# Stored data:

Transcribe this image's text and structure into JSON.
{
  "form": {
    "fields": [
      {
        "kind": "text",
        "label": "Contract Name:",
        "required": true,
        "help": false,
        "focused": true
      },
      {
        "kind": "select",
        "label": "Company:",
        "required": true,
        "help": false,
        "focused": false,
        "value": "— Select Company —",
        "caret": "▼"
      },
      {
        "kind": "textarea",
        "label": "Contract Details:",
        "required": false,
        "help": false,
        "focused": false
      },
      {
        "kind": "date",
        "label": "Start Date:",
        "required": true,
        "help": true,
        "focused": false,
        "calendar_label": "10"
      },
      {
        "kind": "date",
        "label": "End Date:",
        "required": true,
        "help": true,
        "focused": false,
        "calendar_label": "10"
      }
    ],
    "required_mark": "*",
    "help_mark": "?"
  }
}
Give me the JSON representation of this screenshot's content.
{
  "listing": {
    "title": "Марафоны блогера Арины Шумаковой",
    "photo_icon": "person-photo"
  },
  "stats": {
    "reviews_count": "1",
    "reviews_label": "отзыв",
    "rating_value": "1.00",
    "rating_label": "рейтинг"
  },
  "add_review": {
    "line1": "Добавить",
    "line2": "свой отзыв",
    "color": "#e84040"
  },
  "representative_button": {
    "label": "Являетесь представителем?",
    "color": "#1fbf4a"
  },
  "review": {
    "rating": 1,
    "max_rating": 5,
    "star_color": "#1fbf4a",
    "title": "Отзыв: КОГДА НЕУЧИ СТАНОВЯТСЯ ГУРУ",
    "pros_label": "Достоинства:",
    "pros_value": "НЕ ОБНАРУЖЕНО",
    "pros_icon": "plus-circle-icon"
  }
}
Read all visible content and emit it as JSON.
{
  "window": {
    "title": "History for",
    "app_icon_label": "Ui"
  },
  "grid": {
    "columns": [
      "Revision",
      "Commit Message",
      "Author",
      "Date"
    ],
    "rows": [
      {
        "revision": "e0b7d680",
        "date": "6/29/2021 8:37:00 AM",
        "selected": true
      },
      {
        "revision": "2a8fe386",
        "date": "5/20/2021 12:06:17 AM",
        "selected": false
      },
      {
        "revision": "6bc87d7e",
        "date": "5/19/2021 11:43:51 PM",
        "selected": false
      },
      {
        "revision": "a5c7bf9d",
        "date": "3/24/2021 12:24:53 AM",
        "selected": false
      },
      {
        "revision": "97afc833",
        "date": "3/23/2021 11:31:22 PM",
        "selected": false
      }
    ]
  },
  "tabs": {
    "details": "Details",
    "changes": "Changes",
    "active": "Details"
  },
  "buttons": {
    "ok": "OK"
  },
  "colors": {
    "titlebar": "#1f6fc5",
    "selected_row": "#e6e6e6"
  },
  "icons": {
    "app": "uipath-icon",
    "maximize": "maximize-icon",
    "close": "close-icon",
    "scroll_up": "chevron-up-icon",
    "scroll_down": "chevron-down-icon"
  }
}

# Exercise brief:
In full and verbatim, repeat the records given above.

# Response to this exercise:
Transcribe this image's text and structure into JSON.
{
  "form": {
    "fields": [
      {
        "kind": "text",
        "label": "Contract Name:",
        "required": true,
        "help": false,
        "focused": true
      },
      {
        "kind": "select",
        "label": "Company:",
        "required": true,
        "help": false,
        "focused": false,
        "value": "— Select Company —",
        "caret": "▼"
      },
      {
        "kind": "textarea",
        "label": "Contract Details:",
        "required": false,
        "help": false,
        "focused": false
      },
      {
        "kind": "date",
        "label": "Start Date:",
        "required": true,
        "help": true,
        "focused": false,
        "calendar_label": "10"
      },
      {
        "kind": "date",
        "label": "End Date:",
        "required": true,
        "help": true,
        "focused": false,
        "calendar_label": "10"
      }
    ],
    "required_mark": "*",
    "help_mark": "?"
  }
}
Give me the JSON representation of this screenshot's content.
{
  "listing": {
    "title": "Марафоны блогера Арины Шумаковой",
    "photo_icon": "person-photo"
  },
  "stats": {
    "reviews_count": "1",
    "reviews_label": "отзыв",
    "rating_value": "1.00",
    "rating_label": "рейтинг"
  },
  "add_review": {
    "line1": "Добавить",
    "line2": "свой отзыв",
    "color": "#e84040"
  },
  "representative_button": {
    "label": "Являетесь представителем?",
    "color": "#1fbf4a"
  },
  "review": {
    "rating": 1,
    "max_rating": 5,
    "star_color": "#1fbf4a",
    "title": "Отзыв: КОГДА НЕУЧИ СТАНОВЯТСЯ ГУРУ",
    "pros_label": "Достоинства:",
    "pros_value": "НЕ ОБНАРУЖЕНО",
    "pros_icon": "plus-circle-icon"
  }
}
Read all visible content and emit it as JSON.
{
  "window": {
    "title": "History for",
    "app_icon_label": "Ui"
  },
  "grid": {
    "columns": [
      "Revision",
      "Commit Message",
      "Author",
      "Date"
    ],
    "rows": [
      {
        "revision": "e0b7d680",
        "date": "6/29/2021 8:37:00 AM",
        "selected": true
      },
      {
        "revision": "2a8fe386",
        "date": "5/20/2021 12:06:17 AM",
        "selected": false
      },
      {
        "revision": "6bc87d7e",
        "date": "5/19/2021 11:43:51 PM",
        "selected": false
      },
      {
        "revision": "a5c7bf9d",
        "date": "3/24/2021 12:24:53 AM",
        "selected": false
      },
      {
        "revision": "97afc833",
        "date": "3/23/2021 11:31:22 PM",
        "selected": false
      }
    ]
  },
  "tabs": {
    "details": "Details",
    "changes": "Changes",
    "active": "Details"
  },
  "buttons": {
    "ok": "OK"
  },
  "colors": {
    "titlebar": "#1f6fc5",
    "selected_row": "#e6e6e6"
  },
  "icons": {
    "app": "uipath-icon",
    "maximize": "maximize-icon",
    "close": "close-icon",
    "scroll_up": "chevron-up-icon",
    "scroll_down": "chevron-down-icon"
  }
}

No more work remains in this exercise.